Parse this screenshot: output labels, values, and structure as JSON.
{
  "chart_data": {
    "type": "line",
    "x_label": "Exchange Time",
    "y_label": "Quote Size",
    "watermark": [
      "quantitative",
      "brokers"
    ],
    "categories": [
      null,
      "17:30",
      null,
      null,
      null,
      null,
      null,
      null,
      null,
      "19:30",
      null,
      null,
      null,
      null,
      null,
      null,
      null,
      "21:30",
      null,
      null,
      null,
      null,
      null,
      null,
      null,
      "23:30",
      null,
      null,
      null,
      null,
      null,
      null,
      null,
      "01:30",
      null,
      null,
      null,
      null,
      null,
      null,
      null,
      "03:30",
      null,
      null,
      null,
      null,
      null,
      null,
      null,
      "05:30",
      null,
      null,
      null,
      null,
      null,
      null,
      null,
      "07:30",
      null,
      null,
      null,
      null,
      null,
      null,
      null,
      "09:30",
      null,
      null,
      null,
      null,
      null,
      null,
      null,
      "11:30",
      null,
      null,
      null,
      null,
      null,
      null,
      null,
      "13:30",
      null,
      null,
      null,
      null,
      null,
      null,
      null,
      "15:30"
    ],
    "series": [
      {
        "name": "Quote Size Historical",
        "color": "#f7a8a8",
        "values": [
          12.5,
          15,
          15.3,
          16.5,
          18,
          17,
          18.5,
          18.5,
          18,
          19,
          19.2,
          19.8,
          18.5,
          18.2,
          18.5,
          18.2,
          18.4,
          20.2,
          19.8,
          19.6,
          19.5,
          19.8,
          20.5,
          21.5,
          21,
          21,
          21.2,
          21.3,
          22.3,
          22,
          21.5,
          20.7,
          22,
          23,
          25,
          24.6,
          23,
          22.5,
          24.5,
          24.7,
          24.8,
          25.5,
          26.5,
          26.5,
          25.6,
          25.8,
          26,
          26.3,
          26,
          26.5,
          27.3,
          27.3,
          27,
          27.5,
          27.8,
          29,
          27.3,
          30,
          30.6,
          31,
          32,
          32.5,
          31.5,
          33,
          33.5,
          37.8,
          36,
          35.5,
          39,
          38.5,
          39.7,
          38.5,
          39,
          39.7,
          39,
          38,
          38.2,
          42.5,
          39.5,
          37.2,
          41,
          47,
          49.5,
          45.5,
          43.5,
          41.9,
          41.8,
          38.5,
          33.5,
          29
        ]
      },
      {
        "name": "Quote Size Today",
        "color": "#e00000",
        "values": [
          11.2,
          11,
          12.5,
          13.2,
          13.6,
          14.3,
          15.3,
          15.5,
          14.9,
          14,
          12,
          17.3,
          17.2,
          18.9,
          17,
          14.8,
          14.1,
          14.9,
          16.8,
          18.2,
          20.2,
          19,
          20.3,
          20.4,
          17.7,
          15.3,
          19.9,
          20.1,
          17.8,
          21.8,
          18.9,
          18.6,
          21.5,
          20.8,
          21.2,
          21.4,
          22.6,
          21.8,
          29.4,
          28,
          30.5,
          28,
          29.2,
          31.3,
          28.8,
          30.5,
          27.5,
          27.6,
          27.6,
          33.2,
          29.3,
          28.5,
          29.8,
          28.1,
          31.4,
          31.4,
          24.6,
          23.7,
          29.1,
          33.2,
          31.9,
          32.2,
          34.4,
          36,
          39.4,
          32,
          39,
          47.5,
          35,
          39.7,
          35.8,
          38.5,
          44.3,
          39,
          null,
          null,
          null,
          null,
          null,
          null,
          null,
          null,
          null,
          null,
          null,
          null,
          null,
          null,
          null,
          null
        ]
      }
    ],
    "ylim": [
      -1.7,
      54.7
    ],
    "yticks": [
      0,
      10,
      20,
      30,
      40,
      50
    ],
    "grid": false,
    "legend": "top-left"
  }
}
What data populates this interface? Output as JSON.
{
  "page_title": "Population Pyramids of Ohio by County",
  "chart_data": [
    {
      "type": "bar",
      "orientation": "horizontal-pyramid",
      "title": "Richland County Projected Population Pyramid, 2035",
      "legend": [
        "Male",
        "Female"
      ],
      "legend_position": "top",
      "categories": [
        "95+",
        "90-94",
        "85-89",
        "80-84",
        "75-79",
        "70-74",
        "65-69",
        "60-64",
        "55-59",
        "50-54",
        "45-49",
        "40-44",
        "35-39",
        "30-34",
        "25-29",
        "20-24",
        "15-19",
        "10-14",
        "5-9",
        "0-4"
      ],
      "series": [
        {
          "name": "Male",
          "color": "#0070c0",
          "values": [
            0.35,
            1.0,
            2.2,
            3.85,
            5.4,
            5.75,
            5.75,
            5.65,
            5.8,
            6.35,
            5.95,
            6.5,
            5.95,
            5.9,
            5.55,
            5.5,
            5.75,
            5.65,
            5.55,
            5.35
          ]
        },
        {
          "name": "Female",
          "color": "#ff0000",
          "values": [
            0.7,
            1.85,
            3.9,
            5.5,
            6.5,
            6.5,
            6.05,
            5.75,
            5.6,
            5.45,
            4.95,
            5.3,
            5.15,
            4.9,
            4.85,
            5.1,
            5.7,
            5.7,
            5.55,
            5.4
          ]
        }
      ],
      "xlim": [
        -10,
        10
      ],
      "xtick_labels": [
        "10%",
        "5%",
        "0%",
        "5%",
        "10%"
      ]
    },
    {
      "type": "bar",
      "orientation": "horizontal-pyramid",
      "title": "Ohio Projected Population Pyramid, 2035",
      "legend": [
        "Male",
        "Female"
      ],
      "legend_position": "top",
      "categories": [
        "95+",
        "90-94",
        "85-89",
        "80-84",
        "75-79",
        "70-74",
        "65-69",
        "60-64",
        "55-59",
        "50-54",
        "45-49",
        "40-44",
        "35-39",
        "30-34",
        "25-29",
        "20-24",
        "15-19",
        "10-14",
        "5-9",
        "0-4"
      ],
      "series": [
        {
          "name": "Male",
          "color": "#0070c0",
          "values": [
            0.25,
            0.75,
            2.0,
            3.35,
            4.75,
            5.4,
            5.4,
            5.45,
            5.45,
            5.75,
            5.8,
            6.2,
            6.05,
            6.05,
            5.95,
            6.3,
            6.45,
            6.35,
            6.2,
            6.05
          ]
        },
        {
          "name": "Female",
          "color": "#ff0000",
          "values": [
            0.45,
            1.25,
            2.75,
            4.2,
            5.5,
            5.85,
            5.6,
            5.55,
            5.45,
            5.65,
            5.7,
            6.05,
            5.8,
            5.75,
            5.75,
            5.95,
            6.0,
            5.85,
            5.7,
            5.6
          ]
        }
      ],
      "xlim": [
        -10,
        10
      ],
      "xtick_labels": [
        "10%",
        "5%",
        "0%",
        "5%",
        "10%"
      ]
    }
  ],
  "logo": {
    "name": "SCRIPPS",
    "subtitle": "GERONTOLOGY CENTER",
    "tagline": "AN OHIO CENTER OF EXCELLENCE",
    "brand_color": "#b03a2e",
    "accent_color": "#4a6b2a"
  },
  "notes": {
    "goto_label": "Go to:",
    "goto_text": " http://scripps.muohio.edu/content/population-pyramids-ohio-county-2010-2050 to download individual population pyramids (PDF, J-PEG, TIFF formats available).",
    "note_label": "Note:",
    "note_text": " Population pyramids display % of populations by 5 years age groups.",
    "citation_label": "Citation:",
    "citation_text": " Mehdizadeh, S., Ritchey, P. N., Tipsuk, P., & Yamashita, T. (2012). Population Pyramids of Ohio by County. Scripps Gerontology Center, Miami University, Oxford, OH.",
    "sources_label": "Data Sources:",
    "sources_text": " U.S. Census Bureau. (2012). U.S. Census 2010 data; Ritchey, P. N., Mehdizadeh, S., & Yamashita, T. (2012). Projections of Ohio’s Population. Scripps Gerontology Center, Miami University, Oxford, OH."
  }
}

> AIM
Quote all of the entries verbatim.

> RESPONSE BELOW
Parse this screenshot: output labels, values, and structure as JSON.
{
  "chart_data": {
    "type": "line",
    "x_label": "Exchange Time",
    "y_label": "Quote Size",
    "watermark": [
      "quantitative",
      "brokers"
    ],
    "categories": [
      null,
      "17:30",
      null,
      null,
      null,
      null,
      null,
      null,
      null,
      "19:30",
      null,
      null,
      null,
      null,
      null,
      null,
      null,
      "21:30",
      null,
      null,
      null,
      null,
      null,
      null,
      null,
      "23:30",
      null,
      null,
      null,
      null,
      null,
      null,
      null,
      "01:30",
      null,
      null,
      null,
      null,
      null,
      null,
      null,
      "03:30",
      null,
      null,
      null,
      null,
      null,
      null,
      null,
      "05:30",
      null,
      null,
      null,
      null,
      null,
      null,
      null,
      "07:30",
      null,
      null,
      null,
      null,
      null,
      null,
      null,
      "09:30",
      null,
      null,
      null,
      null,
      null,
      null,
      null,
      "11:30",
      null,
      null,
      null,
      null,
      null,
      null,
      null,
      "13:30",
      null,
      null,
      null,
      null,
      null,
      null,
      null,
      "15:30"
    ],
    "series": [
      {
        "name": "Quote Size Historical",
        "color": "#f7a8a8",
        "values": [
          12.5,
          15,
          15.3,
          16.5,
          18,
          17,
          18.5,
          18.5,
          18,
          19,
          19.2,
          19.8,
          18.5,
          18.2,
          18.5,
          18.2,
          18.4,
          20.2,
          19.8,
          19.6,
          19.5,
          19.8,
          20.5,
          21.5,
          21,
          21,
          21.2,
          21.3,
          22.3,
          22,
          21.5,
          20.7,
          22,
          23,
          25,
          24.6,
          23,
          22.5,
          24.5,
          24.7,
          24.8,
          25.5,
          26.5,
          26.5,
          25.6,
          25.8,
          26,
          26.3,
          26,
          26.5,
          27.3,
          27.3,
          27,
          27.5,
          27.8,
          29,
          27.3,
          30,
          30.6,
          31,
          32,
          32.5,
          31.5,
          33,
          33.5,
          37.8,
          36,
          35.5,
          39,
          38.5,
          39.7,
          38.5,
          39,
          39.7,
          39,
          38,
          38.2,
          42.5,
          39.5,
          37.2,
          41,
          47,
          49.5,
          45.5,
          43.5,
          41.9,
          41.8,
          38.5,
          33.5,
          29
        ]
      },
      {
        "name": "Quote Size Today",
        "color": "#e00000",
        "values": [
          11.2,
          11,
          12.5,
          13.2,
          13.6,
          14.3,
          15.3,
          15.5,
          14.9,
          14,
          12,
          17.3,
          17.2,
          18.9,
          17,
          14.8,
          14.1,
          14.9,
          16.8,
          18.2,
          20.2,
          19,
          20.3,
          20.4,
          17.7,
          15.3,
          19.9,
          20.1,
          17.8,
          21.8,
          18.9,
          18.6,
          21.5,
          20.8,
          21.2,
          21.4,
          22.6,
          21.8,
          29.4,
          28,
          30.5,
          28,
          29.2,
          31.3,
          28.8,
          30.5,
          27.5,
          27.6,
          27.6,
          33.2,
          29.3,
          28.5,
          29.8,
          28.1,
          31.4,
          31.4,
          24.6,
          23.7,
          29.1,
          33.2,
          31.9,
          32.2,
          34.4,
          36,
          39.4,
          32,
          39,
          47.5,
          35,
          39.7,
          35.8,
          38.5,
          44.3,
          39,
          null,
          null,
          null,
          null,
          null,
          null,
          null,
          null,
          null,
          null,
          null,
          null,
          null,
          null,
          null,
          null
        ]
      }
    ],
    "ylim": [
      -1.7,
      54.7
    ],
    "yticks": [
      0,
      10,
      20,
      30,
      40,
      50
    ],
    "grid": false,
    "legend": "top-left"
  }
}
What data populates this interface? Output as JSON.
{
  "page_title": "Population Pyramids of Ohio by County",
  "chart_data": [
    {
      "type": "bar",
      "orientation": "horizontal-pyramid",
      "title": "Richland County Projected Population Pyramid, 2035",
      "legend": [
        "Male",
        "Female"
      ],
      "legend_position": "top",
      "categories": [
        "95+",
        "90-94",
        "85-89",
        "80-84",
        "75-79",
        "70-74",
        "65-69",
        "60-64",
        "55-59",
        "50-54",
        "45-49",
        "40-44",
        "35-39",
        "30-34",
        "25-29",
        "20-24",
        "15-19",
        "10-14",
        "5-9",
        "0-4"
      ],
      "series": [
        {
          "name": "Male",
          "color": "#0070c0",
          "values": [
            0.35,
            1.0,
            2.2,
            3.85,
            5.4,
            5.75,
            5.75,
            5.65,
            5.8,
            6.35,
            5.95,
            6.5,
            5.95,
            5.9,
            5.55,
            5.5,
            5.75,
            5.65,
            5.55,
            5.35
          ]
        },
        {
          "name": "Female",
          "color": "#ff0000",
          "values": [
            0.7,
            1.85,
            3.9,
            5.5,
            6.5,
            6.5,
            6.05,
            5.75,
            5.6,
            5.45,
            4.95,
            5.3,
            5.15,
            4.9,
            4.85,
            5.1,
            5.7,
            5.7,
            5.55,
            5.4
          ]
        }
      ],
      "xlim": [
        -10,
        10
      ],
      "xtick_labels": [
        "10%",
        "5%",
        "0%",
        "5%",
        "10%"
      ]
    },
    {
      "type": "bar",
      "orientation": "horizontal-pyramid",
      "title": "Ohio Projected Population Pyramid, 2035",
      "legend": [
        "Male",
        "Female"
      ],
      "legend_position": "top",
      "categories": [
        "95+",
        "90-94",
        "85-89",
        "80-84",
        "75-79",
        "70-74",
        "65-69",
        "60-64",
        "55-59",
        "50-54",
        "45-49",
        "40-44",
        "35-39",
        "30-34",
        "25-29",
        "20-24",
        "15-19",
        "10-14",
        "5-9",
        "0-4"
      ],
      "series": [
        {
          "name": "Male",
          "color": "#0070c0",
          "values": [
            0.25,
            0.75,
            2.0,
            3.35,
            4.75,
            5.4,
            5.4,
            5.45,
            5.45,
            5.75,
            5.8,
            6.2,
            6.05,
            6.05,
            5.95,
            6.3,
            6.45,
            6.35,
            6.2,
            6.05
          ]
        },
        {
          "name": "Female",
          "color": "#ff0000",
          "values": [
            0.45,
            1.25,
            2.75,
            4.2,
            5.5,
            5.85,
            5.6,
            5.55,
            5.45,
            5.65,
            5.7,
            6.05,
            5.8,
            5.75,
            5.75,
            5.95,
            6.0,
            5.85,
            5.7,
            5.6
          ]
        }
      ],
      "xlim": [
        -10,
        10
      ],
      "xtick_labels": [
        "10%",
        "5%",
        "0%",
        "5%",
        "10%"
      ]
    }
  ],
  "logo": {
    "name": "SCRIPPS",
    "subtitle": "GERONTOLOGY CENTER",
    "tagline": "AN OHIO CENTER OF EXCELLENCE",
    "brand_color": "#b03a2e",
    "accent_color": "#4a6b2a"
  },
  "notes": {
    "goto_label": "Go to:",
    "goto_text": " http://scripps.muohio.edu/content/population-pyramids-ohio-county-2010-2050 to download individual population pyramids (PDF, J-PEG, TIFF formats available).",
    "note_label": "Note:",
    "note_text": " Population pyramids display % of populations by 5 years age groups.",
    "citation_label": "Citation:",
    "citation_text": " Mehdizadeh, S., Ritchey, P. N., Tipsuk, P., & Yamashita, T. (2012). Population Pyramids of Ohio by County. Scripps Gerontology Center, Miami University, Oxford, OH.",
    "sources_label": "Data Sources:",
    "sources_text": " U.S. Census Bureau. (2012). U.S. Census 2010 data; Ritchey, P. N., Mehdizadeh, S., & Yamashita, T. (2012). Projections of Ohio’s Population. Scripps Gerontology Center, Miami University, Oxford, OH."
  }
}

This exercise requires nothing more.